EXERCISE REQUIREMENTS ::
Quote all entries in full, exactly.

DATA ROWS ::
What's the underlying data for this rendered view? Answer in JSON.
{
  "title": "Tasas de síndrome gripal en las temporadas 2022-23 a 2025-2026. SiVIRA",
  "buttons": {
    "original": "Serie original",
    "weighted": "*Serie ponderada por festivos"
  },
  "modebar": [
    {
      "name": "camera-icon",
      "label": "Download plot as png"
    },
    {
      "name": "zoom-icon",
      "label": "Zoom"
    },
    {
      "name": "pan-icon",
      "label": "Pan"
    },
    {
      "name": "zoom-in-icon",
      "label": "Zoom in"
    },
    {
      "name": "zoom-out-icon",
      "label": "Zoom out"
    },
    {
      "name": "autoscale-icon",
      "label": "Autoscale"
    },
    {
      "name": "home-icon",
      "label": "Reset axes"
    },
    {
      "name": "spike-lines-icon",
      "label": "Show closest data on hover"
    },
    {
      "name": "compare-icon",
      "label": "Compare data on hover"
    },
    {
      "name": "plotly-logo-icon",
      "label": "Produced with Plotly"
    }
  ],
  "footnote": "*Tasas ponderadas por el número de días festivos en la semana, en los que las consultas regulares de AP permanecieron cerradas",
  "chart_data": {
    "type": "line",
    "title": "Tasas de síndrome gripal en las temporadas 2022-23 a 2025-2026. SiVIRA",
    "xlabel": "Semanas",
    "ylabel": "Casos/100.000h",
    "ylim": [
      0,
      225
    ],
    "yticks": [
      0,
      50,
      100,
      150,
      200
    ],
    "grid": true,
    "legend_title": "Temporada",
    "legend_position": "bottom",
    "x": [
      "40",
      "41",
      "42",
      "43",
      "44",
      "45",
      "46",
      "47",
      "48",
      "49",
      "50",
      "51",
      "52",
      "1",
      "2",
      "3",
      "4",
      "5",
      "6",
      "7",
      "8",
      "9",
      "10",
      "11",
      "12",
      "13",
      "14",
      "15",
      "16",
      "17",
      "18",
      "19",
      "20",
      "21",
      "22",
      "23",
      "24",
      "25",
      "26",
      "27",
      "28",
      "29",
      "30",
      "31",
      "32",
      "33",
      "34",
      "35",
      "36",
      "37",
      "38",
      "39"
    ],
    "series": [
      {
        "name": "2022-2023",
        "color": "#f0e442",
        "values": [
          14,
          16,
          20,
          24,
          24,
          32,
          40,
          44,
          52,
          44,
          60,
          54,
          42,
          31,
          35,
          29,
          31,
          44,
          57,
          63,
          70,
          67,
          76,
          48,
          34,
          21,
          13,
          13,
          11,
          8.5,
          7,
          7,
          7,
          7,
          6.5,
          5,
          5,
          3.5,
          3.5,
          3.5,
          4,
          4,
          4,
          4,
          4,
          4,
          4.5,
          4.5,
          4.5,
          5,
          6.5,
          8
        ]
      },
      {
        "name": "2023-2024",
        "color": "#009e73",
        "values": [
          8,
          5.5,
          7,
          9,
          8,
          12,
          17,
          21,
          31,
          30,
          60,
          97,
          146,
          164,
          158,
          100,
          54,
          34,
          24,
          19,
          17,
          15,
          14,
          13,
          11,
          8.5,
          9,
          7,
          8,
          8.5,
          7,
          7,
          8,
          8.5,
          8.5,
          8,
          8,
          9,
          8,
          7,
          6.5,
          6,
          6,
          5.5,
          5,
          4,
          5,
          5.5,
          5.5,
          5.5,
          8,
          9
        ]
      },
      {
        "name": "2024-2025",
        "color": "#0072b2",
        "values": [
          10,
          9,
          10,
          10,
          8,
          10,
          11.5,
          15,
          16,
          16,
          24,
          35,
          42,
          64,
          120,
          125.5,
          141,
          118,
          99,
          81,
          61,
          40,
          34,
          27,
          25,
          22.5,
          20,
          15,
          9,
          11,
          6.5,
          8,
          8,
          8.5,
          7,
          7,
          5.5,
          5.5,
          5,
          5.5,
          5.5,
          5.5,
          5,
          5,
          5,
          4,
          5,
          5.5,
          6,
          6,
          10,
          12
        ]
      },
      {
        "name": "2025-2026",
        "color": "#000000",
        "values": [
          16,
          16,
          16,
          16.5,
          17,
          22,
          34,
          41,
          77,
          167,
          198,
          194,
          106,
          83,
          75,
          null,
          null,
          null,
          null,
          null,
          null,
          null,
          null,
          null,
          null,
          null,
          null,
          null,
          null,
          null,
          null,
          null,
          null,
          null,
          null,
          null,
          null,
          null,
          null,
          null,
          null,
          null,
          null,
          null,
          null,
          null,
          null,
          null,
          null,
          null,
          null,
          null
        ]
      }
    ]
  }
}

FULL ANSWER ::
What's the underlying data for this rendered view? Answer in JSON.
{
  "title": "Tasas de síndrome gripal en las temporadas 2022-23 a 2025-2026. SiVIRA",
  "buttons": {
    "original": "Serie original",
    "weighted": "*Serie ponderada por festivos"
  },
  "modebar": [
    {
      "name": "camera-icon",
      "label": "Download plot as png"
    },
    {
      "name": "zoom-icon",
      "label": "Zoom"
    },
    {
      "name": "pan-icon",
      "label": "Pan"
    },
    {
      "name": "zoom-in-icon",
      "label": "Zoom in"
    },
    {
      "name": "zoom-out-icon",
      "label": "Zoom out"
    },
    {
      "name": "autoscale-icon",
      "label": "Autoscale"
    },
    {
      "name": "home-icon",
      "label": "Reset axes"
    },
    {
      "name": "spike-lines-icon",
      "label": "Show closest data on hover"
    },
    {
      "name": "compare-icon",
      "label": "Compare data on hover"
    },
    {
      "name": "plotly-logo-icon",
      "label": "Produced with Plotly"
    }
  ],
  "footnote": "*Tasas ponderadas por el número de días festivos en la semana, en los que las consultas regulares de AP permanecieron cerradas",
  "chart_data": {
    "type": "line",
    "title": "Tasas de síndrome gripal en las temporadas 2022-23 a 2025-2026. SiVIRA",
    "xlabel": "Semanas",
    "ylabel": "Casos/100.000h",
    "ylim": [
      0,
      225
    ],
    "yticks": [
      0,
      50,
      100,
      150,
      200
    ],
    "grid": true,
    "legend_title": "Temporada",
    "legend_position": "bottom",
    "x": [
      "40",
      "41",
      "42",
      "43",
      "44",
      "45",
      "46",
      "47",
      "48",
      "49",
      "50",
      "51",
      "52",
      "1",
      "2",
      "3",
      "4",
      "5",
      "6",
      "7",
      "8",
      "9",
      "10",
      "11",
      "12",
      "13",
      "14",
      "15",
      "16",
      "17",
      "18",
      "19",
      "20",
      "21",
      "22",
      "23",
      "24",
      "25",
      "26",
      "27",
      "28",
      "29",
      "30",
      "31",
      "32",
      "33",
      "34",
      "35",
      "36",
      "37",
      "38",
      "39"
    ],
    "series": [
      {
        "name": "2022-2023",
        "color": "#f0e442",
        "values": [
          14,
          16,
          20,
          24,
          24,
          32,
          40,
          44,
          52,
          44,
          60,
          54,
          42,
          31,
          35,
          29,
          31,
          44,
          57,
          63,
          70,
          67,
          76,
          48,
          34,
          21,
          13,
          13,
          11,
          8.5,
          7,
          7,
          7,
          7,
          6.5,
          5,
          5,
          3.5,
          3.5,
          3.5,
          4,
          4,
          4,
          4,
          4,
          4,
          4.5,
          4.5,
          4.5,
          5,
          6.5,
          8
        ]
      },
      {
        "name": "2023-2024",
        "color": "#009e73",
        "values": [
          8,
          5.5,
          7,
          9,
          8,
          12,
          17,
          21,
          31,
          30,
          60,
          97,
          146,
          164,
          158,
          100,
          54,
          34,
          24,
          19,
          17,
          15,
          14,
          13,
          11,
          8.5,
          9,
          7,
          8,
          8.5,
          7,
          7,
          8,
          8.5,
          8.5,
          8,
          8,
          9,
          8,
          7,
          6.5,
          6,
          6,
          5.5,
          5,
          4,
          5,
          5.5,
          5.5,
          5.5,
          8,
          9
        ]
      },
      {
        "name": "2024-2025",
        "color": "#0072b2",
        "values": [
          10,
          9,
          10,
          10,
          8,
          10,
          11.5,
          15,
          16,
          16,
          24,
          35,
          42,
          64,
          120,
          125.5,
          141,
          118,
          99,
          81,
          61,
          40,
          34,
          27,
          25,
          22.5,
          20,
          15,
          9,
          11,
          6.5,
          8,
          8,
          8.5,
          7,
          7,
          5.5,
          5.5,
          5,
          5.5,
          5.5,
          5.5,
          5,
          5,
          5,
          4,
          5,
          5.5,
          6,
          6,
          10,
          12
        ]
      },
      {
        "name": "2025-2026",
        "color": "#000000",
        "values": [
          16,
          16,
          16,
          16.5,
          17,
          22,
          34,
          41,
          77,
          167,
          198,
          194,
          106,
          83,
          75,
          null,
          null,
          null,
          null,
          null,
          null,
          null,
          null,
          null,
          null,
          null,
          null,
          null,
          null,
          null,
          null,
          null,
          null,
          null,
          null,
          null,
          null,
          null,
          null,
          null,
          null,
          null,
          null,
          null,
          null,
          null,
          null,
          null,
          null,
          null,
          null,
          null
        ]
      }
    ]
  }
}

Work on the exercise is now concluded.